• [BRANO SELEZIONATO]:
La conoscenza della storia e delle idee che hanno portato alla nascita dello Stato greco moderno è limitata. In questo articolo (diviso in due parti) verrà evidenziato il percorso politico peculiare di una nazione che, tra alti e bassi, continua a svolgere un ruolo fondamentale nella geopolitica del Mediterraneo.
Parlare della storia della Grecia contemporanea significa inevitabilmente fare riferimento all’opera fondamentale di Konstantinos Paparrigopoulos (1815-91), “Storia della nazione ellenica”. Lo storico e nazionalista greco, adottando la lingua “dotta” katharevousa (l’italiano “puristica”), sottolinea la continuità identitaria, spirituale e ideale del popolo greco dalla classicità fino al XIX secolo. Tale lavoro si pone in netta contrapposizione alle tesi di Jacob P. Fallmerayer, storico austro-germanico, che invece vedeva i moderni greci come slavi in parte albanesizzati.

• [ELENCO ESTRATTO]:
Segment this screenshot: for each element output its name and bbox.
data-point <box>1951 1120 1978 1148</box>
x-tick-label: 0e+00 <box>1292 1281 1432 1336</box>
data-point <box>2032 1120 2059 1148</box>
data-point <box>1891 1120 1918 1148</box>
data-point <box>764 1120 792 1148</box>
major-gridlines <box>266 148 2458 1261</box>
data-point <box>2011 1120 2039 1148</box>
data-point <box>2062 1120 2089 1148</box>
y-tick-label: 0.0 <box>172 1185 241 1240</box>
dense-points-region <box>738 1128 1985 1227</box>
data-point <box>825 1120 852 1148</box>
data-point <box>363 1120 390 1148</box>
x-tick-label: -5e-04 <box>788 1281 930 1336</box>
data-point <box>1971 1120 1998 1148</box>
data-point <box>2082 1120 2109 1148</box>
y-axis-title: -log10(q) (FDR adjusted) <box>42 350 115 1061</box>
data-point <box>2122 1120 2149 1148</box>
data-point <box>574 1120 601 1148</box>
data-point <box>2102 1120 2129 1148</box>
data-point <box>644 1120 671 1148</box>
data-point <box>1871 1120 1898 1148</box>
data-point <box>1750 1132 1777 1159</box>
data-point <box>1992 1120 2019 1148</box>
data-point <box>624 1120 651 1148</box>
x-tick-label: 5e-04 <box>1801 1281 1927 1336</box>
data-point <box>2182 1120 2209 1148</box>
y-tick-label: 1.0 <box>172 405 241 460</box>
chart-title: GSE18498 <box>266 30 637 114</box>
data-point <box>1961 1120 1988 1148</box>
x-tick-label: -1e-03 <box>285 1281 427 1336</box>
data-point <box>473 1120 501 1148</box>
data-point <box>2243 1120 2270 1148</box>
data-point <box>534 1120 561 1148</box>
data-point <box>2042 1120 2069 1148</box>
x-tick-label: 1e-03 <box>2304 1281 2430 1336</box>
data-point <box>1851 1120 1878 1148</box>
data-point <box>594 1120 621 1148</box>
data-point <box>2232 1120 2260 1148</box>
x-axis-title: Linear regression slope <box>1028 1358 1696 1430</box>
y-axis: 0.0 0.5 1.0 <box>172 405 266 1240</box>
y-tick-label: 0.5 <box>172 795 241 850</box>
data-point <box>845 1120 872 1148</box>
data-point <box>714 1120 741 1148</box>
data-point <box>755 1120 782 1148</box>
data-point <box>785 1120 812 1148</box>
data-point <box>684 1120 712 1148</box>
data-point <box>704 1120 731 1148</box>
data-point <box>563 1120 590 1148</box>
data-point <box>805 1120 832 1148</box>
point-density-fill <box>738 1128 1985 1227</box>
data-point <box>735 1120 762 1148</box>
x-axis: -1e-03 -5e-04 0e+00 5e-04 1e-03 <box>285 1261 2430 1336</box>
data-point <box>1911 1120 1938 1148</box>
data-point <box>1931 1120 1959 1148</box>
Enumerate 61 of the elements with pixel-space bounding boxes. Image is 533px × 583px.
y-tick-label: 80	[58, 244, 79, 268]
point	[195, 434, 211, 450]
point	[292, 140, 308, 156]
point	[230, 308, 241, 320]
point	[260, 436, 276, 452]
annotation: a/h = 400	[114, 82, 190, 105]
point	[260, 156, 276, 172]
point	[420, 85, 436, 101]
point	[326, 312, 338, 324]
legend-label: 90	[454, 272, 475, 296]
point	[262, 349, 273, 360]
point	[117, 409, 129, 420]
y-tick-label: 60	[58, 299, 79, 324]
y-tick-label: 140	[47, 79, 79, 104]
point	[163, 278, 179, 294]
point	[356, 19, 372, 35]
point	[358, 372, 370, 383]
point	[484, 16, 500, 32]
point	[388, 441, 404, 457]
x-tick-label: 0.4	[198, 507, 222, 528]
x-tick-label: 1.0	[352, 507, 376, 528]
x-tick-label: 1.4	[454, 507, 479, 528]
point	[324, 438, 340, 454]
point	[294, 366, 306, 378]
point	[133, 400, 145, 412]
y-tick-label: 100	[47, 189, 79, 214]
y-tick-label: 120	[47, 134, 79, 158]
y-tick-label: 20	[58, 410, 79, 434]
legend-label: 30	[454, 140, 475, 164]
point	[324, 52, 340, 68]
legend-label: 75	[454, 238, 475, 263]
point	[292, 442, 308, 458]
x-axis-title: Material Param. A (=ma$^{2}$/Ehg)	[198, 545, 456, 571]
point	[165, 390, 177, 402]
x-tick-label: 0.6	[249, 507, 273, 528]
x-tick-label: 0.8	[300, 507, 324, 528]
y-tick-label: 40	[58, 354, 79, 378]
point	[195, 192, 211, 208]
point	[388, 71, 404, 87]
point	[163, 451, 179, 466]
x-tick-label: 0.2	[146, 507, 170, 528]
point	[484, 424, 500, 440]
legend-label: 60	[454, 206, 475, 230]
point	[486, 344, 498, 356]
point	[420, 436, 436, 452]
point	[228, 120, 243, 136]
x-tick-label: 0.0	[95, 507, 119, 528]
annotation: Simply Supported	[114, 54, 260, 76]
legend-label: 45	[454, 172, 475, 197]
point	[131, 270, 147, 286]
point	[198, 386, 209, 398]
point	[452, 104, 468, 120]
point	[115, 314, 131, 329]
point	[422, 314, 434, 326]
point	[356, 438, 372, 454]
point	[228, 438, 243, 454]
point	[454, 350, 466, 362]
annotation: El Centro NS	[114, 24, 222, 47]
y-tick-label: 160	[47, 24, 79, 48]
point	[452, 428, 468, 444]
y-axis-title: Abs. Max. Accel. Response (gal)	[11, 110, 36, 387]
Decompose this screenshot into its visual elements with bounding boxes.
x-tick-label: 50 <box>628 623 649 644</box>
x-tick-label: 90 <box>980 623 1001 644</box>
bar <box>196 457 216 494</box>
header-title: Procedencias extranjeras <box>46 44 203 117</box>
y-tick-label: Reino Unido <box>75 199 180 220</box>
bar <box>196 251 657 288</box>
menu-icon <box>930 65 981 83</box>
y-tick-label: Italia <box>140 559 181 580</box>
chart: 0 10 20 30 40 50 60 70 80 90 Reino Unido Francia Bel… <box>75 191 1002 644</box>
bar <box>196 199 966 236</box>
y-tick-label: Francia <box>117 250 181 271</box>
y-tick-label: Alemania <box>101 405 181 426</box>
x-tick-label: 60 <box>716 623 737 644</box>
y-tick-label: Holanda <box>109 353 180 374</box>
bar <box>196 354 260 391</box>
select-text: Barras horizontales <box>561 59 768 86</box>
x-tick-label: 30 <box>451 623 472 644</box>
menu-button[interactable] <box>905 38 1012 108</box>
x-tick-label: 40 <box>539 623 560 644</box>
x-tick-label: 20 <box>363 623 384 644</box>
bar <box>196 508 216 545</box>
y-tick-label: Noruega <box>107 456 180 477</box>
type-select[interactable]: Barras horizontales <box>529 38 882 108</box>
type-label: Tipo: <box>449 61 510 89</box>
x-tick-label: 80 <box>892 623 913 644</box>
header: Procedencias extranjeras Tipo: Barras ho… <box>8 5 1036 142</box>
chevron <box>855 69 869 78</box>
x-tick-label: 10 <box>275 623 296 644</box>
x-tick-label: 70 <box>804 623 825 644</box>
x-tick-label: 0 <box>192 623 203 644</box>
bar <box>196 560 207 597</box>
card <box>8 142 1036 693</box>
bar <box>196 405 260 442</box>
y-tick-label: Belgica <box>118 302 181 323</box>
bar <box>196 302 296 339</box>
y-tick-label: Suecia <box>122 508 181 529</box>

• [COSA FARAI]:
1. Rispondi alle domande sul brano sulla Grecia moderna:
(a) In quante parti è diviso l'articolo?
(b) Quali date accompagnano il nome di Konstantinos Paparrigopoulos?
(c) Come vedeva i moderni greci Jacob P. Fallmerayer?
2. Trascrivi dal brano sulla Grecia moderna il passo che comincia con "La conoscenza della" e prosegue fino a "geopolitica del Mediterraneo.".
3. Prosegui il brano sulla Grecia moderna a partire dall'ultima frase riportata.

• [ESERCIZI SVOLTI]:
1.
(a) In due parti.
(b) 1815-91.
(c) Come slavi in parte albanesizzati.

2.
La conoscenza della storia e delle idee che hanno portato alla nascita dello Stato greco moderno è limitata. In questo articolo (diviso in due parti) verrà evidenziato il percorso politico peculiare di una nazione che, tra alti e bassi, continua a svolgere un ruolo fondamentale nella geopolitica del Mediterraneo.

3.
Inoltre, Paparrigopoulos mette in luce come la costruzione dello Stato greco e la guerra di indipendenza fossero ispirate dall’idea di un’unità che includesse tutte le comunità elleniche sparse nell’Impero ottomano, espressa nella cosiddetta “grande idea” di unire queste comunità sotto un’unica entità politica greca. A suo avviso, la grecità poggiava essenzialmente su due aspetti fondamentali: la fede ortodossa e la lingua, che per secoli ha rappresentato un elemento di spicco nei rapporti commerciali all’interno dell’Impero.
Nonostante questi ideali condivisi dalle diverse comunità greche, al momento dell’indipendenza la società nel nuovo Stato greco mantenne una struttura ancora premoderna, definita da Ernest Gellner come “società segmentaria”; una realtà basata sul familismo, sulla difesa della comunità rispetto all’autorità centrale e su forme innaturali di clientelismo.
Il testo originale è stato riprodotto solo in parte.